• _Your goal_: All entries below are to be set down again, identical to the source.

+++ Exercise materials

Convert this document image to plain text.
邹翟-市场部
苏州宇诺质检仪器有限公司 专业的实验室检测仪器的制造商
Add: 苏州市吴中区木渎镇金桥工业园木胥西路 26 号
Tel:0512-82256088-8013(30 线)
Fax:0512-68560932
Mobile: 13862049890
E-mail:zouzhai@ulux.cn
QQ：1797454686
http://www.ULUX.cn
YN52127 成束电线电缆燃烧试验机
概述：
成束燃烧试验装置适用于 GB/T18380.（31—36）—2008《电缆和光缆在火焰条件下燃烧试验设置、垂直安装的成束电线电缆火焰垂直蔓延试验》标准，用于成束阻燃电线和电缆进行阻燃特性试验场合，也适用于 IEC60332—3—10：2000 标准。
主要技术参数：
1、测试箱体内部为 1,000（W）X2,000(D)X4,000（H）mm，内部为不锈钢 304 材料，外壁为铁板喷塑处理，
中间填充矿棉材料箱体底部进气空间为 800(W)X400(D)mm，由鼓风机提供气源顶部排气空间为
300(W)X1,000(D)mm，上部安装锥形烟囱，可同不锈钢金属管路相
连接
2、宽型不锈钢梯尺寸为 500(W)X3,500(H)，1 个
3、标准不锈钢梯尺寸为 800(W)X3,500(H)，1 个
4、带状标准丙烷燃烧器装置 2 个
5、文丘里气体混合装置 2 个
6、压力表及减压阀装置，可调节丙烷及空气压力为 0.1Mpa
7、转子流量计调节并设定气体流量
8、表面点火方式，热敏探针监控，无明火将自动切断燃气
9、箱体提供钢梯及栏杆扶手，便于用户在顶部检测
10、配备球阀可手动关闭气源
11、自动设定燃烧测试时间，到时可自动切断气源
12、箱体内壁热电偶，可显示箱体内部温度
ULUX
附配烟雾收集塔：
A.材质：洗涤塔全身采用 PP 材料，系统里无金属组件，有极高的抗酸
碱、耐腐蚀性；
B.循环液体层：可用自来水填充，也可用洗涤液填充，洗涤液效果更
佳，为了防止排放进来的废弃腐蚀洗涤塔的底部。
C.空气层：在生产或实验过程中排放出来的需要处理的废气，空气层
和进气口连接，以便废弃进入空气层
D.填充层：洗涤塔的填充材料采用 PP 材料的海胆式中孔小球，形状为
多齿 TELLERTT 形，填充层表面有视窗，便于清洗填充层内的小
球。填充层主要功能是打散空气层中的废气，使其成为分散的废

++++++

• _Solved exercise_:
Convert this document image to plain text.
邹翟-市场部
苏州宇诺质检仪器有限公司 专业的实验室检测仪器的制造商
Add: 苏州市吴中区木渎镇金桥工业园木胥西路 26 号
Tel:0512-82256088-8013(30 线)
Fax:0512-68560932
Mobile: 13862049890
E-mail:zouzhai@ulux.cn
QQ：1797454686
http://www.ULUX.cn
YN52127 成束电线电缆燃烧试验机
概述：
成束燃烧试验装置适用于 GB/T18380.（31—36）—2008《电缆和光缆在火焰条件下燃烧试验设置、垂直安装的成束电线电缆火焰垂直蔓延试验》标准，用于成束阻燃电线和电缆进行阻燃特性试验场合，也适用于 IEC60332—3—10：2000 标准。
主要技术参数：
1、测试箱体内部为 1,000（W）X2,000(D)X4,000（H）mm，内部为不锈钢 304 材料，外壁为铁板喷塑处理，
中间填充矿棉材料箱体底部进气空间为 800(W)X400(D)mm，由鼓风机提供气源顶部排气空间为
300(W)X1,000(D)mm，上部安装锥形烟囱，可同不锈钢金属管路相
连接
2、宽型不锈钢梯尺寸为 500(W)X3,500(H)，1 个
3、标准不锈钢梯尺寸为 800(W)X3,500(H)，1 个
4、带状标准丙烷燃烧器装置 2 个
5、文丘里气体混合装置 2 个
6、压力表及减压阀装置，可调节丙烷及空气压力为 0.1Mpa
7、转子流量计调节并设定气体流量
8、表面点火方式，热敏探针监控，无明火将自动切断燃气
9、箱体提供钢梯及栏杆扶手，便于用户在顶部检测
10、配备球阀可手动关闭气源
11、自动设定燃烧测试时间，到时可自动切断气源
12、箱体内壁热电偶，可显示箱体内部温度
ULUX
附配烟雾收集塔：
A.材质：洗涤塔全身采用 PP 材料，系统里无金属组件，有极高的抗酸
碱、耐腐蚀性；
B.循环液体层：可用自来水填充，也可用洗涤液填充，洗涤液效果更
佳，为了防止排放进来的废弃腐蚀洗涤塔的底部。
C.空气层：在生产或实验过程中排放出来的需要处理的废气，空气层
和进气口连接，以便废弃进入空气层
D.填充层：洗涤塔的填充材料采用 PP 材料的海胆式中孔小球，形状为
多齿 TELLERTT 形，填充层表面有视窗，便于清洗填充层内的小
球。填充层主要功能是打散空气层中的废气，使其成为分散的废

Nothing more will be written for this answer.